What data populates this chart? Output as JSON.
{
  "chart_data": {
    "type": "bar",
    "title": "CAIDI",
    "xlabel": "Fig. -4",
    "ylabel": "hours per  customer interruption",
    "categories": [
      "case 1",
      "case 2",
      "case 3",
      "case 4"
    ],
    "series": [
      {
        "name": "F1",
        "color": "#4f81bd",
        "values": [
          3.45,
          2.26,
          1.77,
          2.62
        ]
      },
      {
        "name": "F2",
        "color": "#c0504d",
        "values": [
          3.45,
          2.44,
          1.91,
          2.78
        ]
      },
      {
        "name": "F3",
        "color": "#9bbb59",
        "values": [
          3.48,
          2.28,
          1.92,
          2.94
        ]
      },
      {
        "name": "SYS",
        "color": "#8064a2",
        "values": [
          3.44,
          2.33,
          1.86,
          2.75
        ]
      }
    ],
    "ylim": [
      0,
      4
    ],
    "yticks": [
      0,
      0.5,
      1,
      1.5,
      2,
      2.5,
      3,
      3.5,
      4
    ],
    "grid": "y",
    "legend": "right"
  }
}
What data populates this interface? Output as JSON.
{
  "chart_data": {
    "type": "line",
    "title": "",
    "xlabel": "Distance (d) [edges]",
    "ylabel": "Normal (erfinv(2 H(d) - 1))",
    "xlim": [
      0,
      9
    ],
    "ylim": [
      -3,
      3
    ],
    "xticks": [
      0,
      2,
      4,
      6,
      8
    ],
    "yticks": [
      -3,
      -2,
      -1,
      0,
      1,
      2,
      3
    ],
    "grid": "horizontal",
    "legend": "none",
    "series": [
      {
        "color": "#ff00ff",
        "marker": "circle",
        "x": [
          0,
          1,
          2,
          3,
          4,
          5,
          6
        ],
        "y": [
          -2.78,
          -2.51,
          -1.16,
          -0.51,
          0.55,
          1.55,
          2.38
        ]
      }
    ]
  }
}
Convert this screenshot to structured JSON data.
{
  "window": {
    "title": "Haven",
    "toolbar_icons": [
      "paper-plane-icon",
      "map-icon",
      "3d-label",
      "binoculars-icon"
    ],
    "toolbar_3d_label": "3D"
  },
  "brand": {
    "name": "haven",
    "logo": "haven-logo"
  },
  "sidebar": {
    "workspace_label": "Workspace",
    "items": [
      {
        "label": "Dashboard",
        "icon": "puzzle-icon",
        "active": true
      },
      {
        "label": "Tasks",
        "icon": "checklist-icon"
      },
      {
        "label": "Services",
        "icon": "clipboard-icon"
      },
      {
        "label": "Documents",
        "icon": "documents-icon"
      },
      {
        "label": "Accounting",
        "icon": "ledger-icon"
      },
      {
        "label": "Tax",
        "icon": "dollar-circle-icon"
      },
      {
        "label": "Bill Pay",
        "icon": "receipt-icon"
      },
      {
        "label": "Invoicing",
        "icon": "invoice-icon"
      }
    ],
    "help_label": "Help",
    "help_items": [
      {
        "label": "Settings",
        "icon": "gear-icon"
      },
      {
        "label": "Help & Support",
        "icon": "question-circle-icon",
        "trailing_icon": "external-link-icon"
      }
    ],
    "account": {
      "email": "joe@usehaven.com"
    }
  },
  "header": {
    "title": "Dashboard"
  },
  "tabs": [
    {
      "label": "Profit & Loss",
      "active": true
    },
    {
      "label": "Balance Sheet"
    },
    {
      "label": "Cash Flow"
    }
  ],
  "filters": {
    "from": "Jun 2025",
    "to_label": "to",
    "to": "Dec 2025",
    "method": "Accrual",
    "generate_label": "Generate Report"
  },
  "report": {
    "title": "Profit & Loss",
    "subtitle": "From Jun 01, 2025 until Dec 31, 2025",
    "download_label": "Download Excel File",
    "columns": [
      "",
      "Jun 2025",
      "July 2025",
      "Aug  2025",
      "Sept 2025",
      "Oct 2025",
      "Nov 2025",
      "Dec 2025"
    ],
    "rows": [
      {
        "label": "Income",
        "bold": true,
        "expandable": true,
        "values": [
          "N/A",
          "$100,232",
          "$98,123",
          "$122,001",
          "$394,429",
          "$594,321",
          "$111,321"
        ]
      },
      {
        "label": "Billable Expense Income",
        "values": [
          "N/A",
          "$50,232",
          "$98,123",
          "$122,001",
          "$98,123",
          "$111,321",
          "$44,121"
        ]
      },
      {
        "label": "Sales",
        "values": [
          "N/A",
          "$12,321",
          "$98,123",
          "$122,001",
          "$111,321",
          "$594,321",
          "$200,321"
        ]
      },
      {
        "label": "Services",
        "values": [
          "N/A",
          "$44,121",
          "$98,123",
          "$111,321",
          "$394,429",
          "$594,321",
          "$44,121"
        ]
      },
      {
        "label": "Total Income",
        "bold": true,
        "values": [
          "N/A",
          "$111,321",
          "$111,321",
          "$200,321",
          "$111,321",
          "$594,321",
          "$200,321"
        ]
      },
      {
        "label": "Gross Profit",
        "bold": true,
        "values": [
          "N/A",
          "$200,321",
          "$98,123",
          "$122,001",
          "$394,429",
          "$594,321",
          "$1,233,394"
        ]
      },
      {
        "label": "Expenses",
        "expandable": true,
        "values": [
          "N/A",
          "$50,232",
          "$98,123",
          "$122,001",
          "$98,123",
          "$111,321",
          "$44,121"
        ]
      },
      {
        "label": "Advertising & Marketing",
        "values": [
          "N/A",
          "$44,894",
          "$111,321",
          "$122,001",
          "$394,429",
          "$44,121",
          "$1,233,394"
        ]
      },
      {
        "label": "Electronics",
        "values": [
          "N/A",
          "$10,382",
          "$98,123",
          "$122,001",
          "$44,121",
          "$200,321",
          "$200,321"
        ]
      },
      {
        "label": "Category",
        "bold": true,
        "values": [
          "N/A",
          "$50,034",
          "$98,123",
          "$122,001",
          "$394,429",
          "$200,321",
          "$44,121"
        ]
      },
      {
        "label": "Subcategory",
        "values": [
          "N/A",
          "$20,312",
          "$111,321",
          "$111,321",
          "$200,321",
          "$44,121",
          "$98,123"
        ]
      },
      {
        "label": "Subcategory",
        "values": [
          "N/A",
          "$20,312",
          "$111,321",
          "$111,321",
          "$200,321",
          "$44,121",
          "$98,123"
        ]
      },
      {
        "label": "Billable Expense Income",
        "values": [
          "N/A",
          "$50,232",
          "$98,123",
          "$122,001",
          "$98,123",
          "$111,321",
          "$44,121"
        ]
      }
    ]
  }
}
::::::::
## Exercise
Your task is to repeat the data exactly, with nothing left out.

## Task answer
What data populates this chart? Output as JSON.
{
  "chart_data": {
    "type": "bar",
    "title": "CAIDI",
    "xlabel": "Fig. -4",
    "ylabel": "hours per  customer interruption",
    "categories": [
      "case 1",
      "case 2",
      "case 3",
      "case 4"
    ],
    "series": [
      {
        "name": "F1",
        "color": "#4f81bd",
        "values": [
          3.45,
          2.26,
          1.77,
          2.62
        ]
      },
      {
        "name": "F2",
        "color": "#c0504d",
        "values": [
          3.45,
          2.44,
          1.91,
          2.78
        ]
      },
      {
        "name": "F3",
        "color": "#9bbb59",
        "values": [
          3.48,
          2.28,
          1.92,
          2.94
        ]
      },
      {
        "name": "SYS",
        "color": "#8064a2",
        "values": [
          3.44,
          2.33,
          1.86,
          2.75
        ]
      }
    ],
    "ylim": [
      0,
      4
    ],
    "yticks": [
      0,
      0.5,
      1,
      1.5,
      2,
      2.5,
      3,
      3.5,
      4
    ],
    "grid": "y",
    "legend": "right"
  }
}
What data populates this interface? Output as JSON.
{
  "chart_data": {
    "type": "line",
    "title": "",
    "xlabel": "Distance (d) [edges]",
    "ylabel": "Normal (erfinv(2 H(d) - 1))",
    "xlim": [
      0,
      9
    ],
    "ylim": [
      -3,
      3
    ],
    "xticks": [
      0,
      2,
      4,
      6,
      8
    ],
    "yticks": [
      -3,
      -2,
      -1,
      0,
      1,
      2,
      3
    ],
    "grid": "horizontal",
    "legend": "none",
    "series": [
      {
        "color": "#ff00ff",
        "marker": "circle",
        "x": [
          0,
          1,
          2,
          3,
          4,
          5,
          6
        ],
        "y": [
          -2.78,
          -2.51,
          -1.16,
          -0.51,
          0.55,
          1.55,
          2.38
        ]
      }
    ]
  }
}
Convert this screenshot to structured JSON data.
{
  "window": {
    "title": "Haven",
    "toolbar_icons": [
      "paper-plane-icon",
      "map-icon",
      "3d-label",
      "binoculars-icon"
    ],
    "toolbar_3d_label": "3D"
  },
  "brand": {
    "name": "haven",
    "logo": "haven-logo"
  },
  "sidebar": {
    "workspace_label": "Workspace",
    "items": [
      {
        "label": "Dashboard",
        "icon": "puzzle-icon",
        "active": true
      },
      {
        "label": "Tasks",
        "icon": "checklist-icon"
      },
      {
        "label": "Services",
        "icon": "clipboard-icon"
      },
      {
        "label": "Documents",
        "icon": "documents-icon"
      },
      {
        "label": "Accounting",
        "icon": "ledger-icon"
      },
      {
        "label": "Tax",
        "icon": "dollar-circle-icon"
      },
      {
        "label": "Bill Pay",
        "icon": "receipt-icon"
      },
      {
        "label": "Invoicing",
        "icon": "invoice-icon"
      }
    ],
    "help_label": "Help",
    "help_items": [
      {
        "label": "Settings",
        "icon": "gear-icon"
      },
      {
        "label": "Help & Support",
        "icon": "question-circle-icon",
        "trailing_icon": "external-link-icon"
      }
    ],
    "account": {
      "email": "joe@usehaven.com"
    }
  },
  "header": {
    "title": "Dashboard"
  },
  "tabs": [
    {
      "label": "Profit & Loss",
      "active": true
    },
    {
      "label": "Balance Sheet"
    },
    {
      "label": "Cash Flow"
    }
  ],
  "filters": {
    "from": "Jun 2025",
    "to_label": "to",
    "to": "Dec 2025",
    "method": "Accrual",
    "generate_label": "Generate Report"
  },
  "report": {
    "title": "Profit & Loss",
    "subtitle": "From Jun 01, 2025 until Dec 31, 2025",
    "download_label": "Download Excel File",
    "columns": [
      "",
      "Jun 2025",
      "July 2025",
      "Aug  2025",
      "Sept 2025",
      "Oct 2025",
      "Nov 2025",
      "Dec 2025"
    ],
    "rows": [
      {
        "label": "Income",
        "bold": true,
        "expandable": true,
        "values": [
          "N/A",
          "$100,232",
          "$98,123",
          "$122,001",
          "$394,429",
          "$594,321",
          "$111,321"
        ]
      },
      {
        "label": "Billable Expense Income",
        "values": [
          "N/A",
          "$50,232",
          "$98,123",
          "$122,001",
          "$98,123",
          "$111,321",
          "$44,121"
        ]
      },
      {
        "label": "Sales",
        "values": [
          "N/A",
          "$12,321",
          "$98,123",
          "$122,001",
          "$111,321",
          "$594,321",
          "$200,321"
        ]
      },
      {
        "label": "Services",
        "values": [
          "N/A",
          "$44,121",
          "$98,123",
          "$111,321",
          "$394,429",
          "$594,321",
          "$44,121"
        ]
      },
      {
        "label": "Total Income",
        "bold": true,
        "values": [
          "N/A",
          "$111,321",
          "$111,321",
          "$200,321",
          "$111,321",
          "$594,321",
          "$200,321"
        ]
      },
      {
        "label": "Gross Profit",
        "bold": true,
        "values": [
          "N/A",
          "$200,321",
          "$98,123",
          "$122,001",
          "$394,429",
          "$594,321",
          "$1,233,394"
        ]
      },
      {
        "label": "Expenses",
        "expandable": true,
        "values": [
          "N/A",
          "$50,232",
          "$98,123",
          "$122,001",
          "$98,123",
          "$111,321",
          "$44,121"
        ]
      },
      {
        "label": "Advertising & Marketing",
        "values": [
          "N/A",
          "$44,894",
          "$111,321",
          "$122,001",
          "$394,429",
          "$44,121",
          "$1,233,394"
        ]
      },
      {
        "label": "Electronics",
        "values": [
          "N/A",
          "$10,382",
          "$98,123",
          "$122,001",
          "$44,121",
          "$200,321",
          "$200,321"
        ]
      },
      {
        "label": "Category",
        "bold": true,
        "values": [
          "N/A",
          "$50,034",
          "$98,123",
          "$122,001",
          "$394,429",
          "$200,321",
          "$44,121"
        ]
      },
      {
        "label": "Subcategory",
        "values": [
          "N/A",
          "$20,312",
          "$111,321",
          "$111,321",
          "$200,321",
          "$44,121",
          "$98,123"
        ]
      },
      {
        "label": "Subcategory",
        "values": [
          "N/A",
          "$20,312",
          "$111,321",
          "$111,321",
          "$200,321",
          "$44,121",
          "$98,123"
        ]
      },
      {
        "label": "Billable Expense Income",
        "values": [
          "N/A",
          "$50,232",
          "$98,123",
          "$122,001",
          "$98,123",
          "$111,321",
          "$44,121"
        ]
      }
    ]
  }
}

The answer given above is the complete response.